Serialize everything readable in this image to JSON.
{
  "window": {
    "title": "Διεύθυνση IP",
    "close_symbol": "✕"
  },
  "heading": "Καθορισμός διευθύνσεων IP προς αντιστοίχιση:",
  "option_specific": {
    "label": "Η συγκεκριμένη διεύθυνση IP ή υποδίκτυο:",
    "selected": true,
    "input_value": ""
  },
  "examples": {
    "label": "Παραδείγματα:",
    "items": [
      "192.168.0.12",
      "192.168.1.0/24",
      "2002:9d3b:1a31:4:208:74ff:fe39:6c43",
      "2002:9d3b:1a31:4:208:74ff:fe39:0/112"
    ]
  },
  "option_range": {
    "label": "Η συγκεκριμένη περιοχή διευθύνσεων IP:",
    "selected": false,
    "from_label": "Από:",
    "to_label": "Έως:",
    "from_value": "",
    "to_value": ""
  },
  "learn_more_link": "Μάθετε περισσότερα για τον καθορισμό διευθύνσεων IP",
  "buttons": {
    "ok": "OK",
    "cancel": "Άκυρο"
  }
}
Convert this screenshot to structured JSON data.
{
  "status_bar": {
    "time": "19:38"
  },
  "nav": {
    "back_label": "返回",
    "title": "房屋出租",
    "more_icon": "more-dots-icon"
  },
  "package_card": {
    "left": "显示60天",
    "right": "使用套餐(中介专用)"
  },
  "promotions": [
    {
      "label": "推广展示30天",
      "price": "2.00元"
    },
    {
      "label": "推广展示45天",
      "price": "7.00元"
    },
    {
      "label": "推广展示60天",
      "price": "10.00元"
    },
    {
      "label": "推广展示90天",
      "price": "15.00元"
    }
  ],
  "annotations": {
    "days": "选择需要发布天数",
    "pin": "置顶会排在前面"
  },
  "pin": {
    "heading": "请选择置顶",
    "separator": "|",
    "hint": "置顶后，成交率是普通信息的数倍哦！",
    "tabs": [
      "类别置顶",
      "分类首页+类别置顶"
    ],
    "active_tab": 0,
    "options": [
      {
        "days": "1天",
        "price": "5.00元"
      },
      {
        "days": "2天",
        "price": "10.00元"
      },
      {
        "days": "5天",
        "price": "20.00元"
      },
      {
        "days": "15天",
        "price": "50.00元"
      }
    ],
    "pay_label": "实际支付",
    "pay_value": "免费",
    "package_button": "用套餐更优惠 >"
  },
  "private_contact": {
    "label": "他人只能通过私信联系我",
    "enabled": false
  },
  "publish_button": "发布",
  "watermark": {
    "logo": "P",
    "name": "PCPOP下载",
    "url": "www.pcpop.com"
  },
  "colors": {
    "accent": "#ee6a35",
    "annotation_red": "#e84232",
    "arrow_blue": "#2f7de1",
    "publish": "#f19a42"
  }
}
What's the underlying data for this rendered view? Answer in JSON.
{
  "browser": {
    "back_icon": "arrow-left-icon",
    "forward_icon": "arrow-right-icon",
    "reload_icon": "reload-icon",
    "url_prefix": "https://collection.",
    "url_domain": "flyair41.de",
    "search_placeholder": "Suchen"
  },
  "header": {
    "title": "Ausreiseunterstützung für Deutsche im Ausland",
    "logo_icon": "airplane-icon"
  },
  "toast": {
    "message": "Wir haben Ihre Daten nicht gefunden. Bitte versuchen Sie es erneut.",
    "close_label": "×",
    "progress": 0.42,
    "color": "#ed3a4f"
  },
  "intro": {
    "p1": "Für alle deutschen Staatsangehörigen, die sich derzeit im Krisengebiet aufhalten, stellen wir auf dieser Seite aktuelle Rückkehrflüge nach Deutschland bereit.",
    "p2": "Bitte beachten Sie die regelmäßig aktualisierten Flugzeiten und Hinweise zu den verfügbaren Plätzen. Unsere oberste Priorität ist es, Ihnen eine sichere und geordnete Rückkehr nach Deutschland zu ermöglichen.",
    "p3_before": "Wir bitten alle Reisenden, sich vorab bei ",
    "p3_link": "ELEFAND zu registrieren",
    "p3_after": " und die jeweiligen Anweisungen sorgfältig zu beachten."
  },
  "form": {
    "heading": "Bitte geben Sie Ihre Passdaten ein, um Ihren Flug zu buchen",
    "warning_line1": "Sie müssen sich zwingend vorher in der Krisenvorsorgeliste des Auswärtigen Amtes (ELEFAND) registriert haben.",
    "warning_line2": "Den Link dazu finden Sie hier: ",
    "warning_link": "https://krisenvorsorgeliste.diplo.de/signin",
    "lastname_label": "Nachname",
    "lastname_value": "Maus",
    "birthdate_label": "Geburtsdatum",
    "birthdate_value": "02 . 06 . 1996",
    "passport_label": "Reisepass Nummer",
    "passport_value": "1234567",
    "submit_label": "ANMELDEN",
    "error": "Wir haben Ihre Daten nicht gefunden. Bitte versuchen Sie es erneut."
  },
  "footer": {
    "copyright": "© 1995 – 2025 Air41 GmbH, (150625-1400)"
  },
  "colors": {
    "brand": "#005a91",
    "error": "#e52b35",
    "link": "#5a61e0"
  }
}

☆ ☆ ☆

Each line in the data that holds the string "icon" should be found and copied.

    "more_icon": "more-dots-icon"
    "back_icon": "arrow-left-icon",
    "forward_icon": "arrow-right-icon",
    "reload_icon": "reload-icon",
    "logo_icon": "airplane-icon"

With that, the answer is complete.